§ **Required work**:
Your answer should be a single number: the count of lines containing the string "Feira".

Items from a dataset
━━━━━━

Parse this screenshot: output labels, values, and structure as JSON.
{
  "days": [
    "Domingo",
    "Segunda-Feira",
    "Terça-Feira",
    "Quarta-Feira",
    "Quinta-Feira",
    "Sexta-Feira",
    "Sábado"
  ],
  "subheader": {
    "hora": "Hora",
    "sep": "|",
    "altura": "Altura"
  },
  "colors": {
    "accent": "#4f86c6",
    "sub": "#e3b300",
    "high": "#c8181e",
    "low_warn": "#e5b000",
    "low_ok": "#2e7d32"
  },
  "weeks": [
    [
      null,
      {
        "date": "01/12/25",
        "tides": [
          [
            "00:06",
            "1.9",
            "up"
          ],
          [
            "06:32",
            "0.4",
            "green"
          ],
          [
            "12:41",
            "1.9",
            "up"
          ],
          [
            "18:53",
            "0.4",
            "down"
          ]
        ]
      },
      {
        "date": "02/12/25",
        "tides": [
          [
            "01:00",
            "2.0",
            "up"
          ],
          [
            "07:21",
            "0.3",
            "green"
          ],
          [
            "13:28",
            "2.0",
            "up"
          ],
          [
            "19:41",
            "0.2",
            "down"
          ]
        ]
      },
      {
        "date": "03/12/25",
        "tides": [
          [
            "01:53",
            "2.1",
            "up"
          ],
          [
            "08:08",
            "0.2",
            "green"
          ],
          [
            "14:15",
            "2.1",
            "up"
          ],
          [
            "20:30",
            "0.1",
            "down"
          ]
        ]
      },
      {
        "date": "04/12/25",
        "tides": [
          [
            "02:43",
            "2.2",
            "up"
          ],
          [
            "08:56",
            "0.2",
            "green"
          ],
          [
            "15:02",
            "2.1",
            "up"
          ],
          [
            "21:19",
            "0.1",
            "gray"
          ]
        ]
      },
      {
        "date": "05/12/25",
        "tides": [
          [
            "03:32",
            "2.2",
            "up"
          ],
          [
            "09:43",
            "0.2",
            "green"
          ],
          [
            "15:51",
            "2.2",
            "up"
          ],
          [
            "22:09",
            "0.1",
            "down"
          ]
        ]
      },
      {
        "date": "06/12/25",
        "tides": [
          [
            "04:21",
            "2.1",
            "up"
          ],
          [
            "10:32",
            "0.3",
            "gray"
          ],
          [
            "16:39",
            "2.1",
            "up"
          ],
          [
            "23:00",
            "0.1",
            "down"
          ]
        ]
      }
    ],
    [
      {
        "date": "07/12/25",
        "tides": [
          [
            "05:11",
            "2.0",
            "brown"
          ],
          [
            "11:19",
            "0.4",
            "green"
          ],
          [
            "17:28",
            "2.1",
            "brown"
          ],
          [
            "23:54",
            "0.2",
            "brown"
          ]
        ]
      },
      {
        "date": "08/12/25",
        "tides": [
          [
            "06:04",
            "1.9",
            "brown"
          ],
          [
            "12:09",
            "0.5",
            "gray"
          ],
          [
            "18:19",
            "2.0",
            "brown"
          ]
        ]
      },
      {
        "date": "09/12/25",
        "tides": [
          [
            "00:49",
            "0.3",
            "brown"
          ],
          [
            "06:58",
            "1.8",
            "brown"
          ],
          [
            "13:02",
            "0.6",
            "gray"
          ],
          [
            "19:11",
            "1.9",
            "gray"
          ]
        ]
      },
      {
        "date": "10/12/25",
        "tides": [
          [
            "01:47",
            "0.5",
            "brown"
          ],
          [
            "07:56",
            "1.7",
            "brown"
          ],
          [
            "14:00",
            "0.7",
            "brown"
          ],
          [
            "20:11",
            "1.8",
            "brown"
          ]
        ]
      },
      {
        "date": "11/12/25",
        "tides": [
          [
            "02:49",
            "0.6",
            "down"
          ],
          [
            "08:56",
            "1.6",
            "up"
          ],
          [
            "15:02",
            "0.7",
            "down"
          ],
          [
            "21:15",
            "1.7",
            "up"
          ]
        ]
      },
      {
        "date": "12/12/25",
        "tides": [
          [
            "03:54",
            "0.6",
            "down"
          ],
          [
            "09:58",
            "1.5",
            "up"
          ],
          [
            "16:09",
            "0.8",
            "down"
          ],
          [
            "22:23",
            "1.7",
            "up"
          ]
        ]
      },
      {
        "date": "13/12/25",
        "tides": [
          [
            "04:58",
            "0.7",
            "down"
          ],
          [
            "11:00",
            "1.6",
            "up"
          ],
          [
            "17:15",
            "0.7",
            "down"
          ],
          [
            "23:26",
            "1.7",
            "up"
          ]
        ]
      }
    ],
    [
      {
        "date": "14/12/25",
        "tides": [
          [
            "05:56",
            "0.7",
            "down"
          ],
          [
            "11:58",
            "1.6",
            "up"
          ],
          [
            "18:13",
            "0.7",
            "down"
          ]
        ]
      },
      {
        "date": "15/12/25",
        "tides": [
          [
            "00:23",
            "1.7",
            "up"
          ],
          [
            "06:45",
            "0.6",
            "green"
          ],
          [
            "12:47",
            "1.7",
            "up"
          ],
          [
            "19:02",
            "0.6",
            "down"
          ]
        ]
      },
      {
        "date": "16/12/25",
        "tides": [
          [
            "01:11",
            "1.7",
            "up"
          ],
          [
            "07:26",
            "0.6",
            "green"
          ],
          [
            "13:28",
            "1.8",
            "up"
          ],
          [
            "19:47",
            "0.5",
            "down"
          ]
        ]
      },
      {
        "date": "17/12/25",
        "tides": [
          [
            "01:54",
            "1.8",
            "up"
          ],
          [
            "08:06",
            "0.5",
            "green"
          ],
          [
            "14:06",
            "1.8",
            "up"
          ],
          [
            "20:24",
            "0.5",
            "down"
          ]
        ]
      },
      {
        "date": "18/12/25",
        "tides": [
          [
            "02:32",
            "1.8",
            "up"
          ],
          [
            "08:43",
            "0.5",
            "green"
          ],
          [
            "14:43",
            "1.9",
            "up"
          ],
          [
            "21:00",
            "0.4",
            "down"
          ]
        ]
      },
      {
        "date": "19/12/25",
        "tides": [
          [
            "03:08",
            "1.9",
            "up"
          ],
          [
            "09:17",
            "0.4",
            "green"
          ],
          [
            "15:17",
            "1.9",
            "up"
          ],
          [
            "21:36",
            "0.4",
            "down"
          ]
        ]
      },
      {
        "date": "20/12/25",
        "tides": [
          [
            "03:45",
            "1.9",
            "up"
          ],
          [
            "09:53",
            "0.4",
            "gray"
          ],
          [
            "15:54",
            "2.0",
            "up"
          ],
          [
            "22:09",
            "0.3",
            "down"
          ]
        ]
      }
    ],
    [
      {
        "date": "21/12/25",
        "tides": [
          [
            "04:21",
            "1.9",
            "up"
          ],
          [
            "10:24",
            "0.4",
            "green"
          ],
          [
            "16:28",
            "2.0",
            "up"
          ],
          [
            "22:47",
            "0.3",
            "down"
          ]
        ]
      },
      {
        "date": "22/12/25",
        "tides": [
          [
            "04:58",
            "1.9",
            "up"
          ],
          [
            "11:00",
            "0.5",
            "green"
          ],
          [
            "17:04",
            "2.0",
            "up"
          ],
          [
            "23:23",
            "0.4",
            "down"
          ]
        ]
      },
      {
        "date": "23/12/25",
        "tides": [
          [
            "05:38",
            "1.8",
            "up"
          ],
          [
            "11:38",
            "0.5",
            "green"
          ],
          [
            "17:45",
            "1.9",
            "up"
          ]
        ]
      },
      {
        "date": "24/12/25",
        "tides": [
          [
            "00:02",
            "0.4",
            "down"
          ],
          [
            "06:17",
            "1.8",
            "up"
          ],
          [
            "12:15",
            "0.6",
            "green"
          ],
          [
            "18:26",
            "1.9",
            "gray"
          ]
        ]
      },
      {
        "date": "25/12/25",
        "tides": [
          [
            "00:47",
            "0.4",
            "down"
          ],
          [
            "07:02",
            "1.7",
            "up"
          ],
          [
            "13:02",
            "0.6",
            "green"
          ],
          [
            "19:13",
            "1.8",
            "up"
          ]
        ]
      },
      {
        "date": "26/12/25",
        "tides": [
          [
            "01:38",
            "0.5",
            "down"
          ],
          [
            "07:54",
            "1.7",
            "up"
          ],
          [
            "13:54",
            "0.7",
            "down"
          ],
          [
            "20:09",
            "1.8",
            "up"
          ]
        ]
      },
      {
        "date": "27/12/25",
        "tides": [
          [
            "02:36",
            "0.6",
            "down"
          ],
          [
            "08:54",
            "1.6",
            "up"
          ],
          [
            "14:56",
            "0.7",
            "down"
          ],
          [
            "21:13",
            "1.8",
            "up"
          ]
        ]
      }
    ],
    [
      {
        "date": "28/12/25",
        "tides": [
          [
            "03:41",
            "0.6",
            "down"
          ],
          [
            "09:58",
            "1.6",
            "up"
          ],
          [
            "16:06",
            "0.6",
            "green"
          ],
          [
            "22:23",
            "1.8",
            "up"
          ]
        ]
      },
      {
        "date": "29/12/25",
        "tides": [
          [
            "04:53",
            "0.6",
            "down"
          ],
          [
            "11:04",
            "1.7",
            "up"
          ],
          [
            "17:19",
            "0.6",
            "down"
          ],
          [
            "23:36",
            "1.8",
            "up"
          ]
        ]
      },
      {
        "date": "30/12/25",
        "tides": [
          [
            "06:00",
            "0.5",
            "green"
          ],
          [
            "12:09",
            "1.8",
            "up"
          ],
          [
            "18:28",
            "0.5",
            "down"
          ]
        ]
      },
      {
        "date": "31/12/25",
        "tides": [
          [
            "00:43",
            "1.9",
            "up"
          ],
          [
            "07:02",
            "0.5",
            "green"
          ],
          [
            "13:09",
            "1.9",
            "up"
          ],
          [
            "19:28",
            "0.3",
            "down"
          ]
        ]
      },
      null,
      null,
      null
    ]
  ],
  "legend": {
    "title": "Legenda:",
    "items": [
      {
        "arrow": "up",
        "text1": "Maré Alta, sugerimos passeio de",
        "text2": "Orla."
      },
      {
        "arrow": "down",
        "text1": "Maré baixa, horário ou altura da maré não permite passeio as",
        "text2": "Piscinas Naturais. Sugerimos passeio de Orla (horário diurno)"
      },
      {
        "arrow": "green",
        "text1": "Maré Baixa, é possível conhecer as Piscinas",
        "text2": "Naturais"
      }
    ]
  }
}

━━━━━━

§ **Response**:
5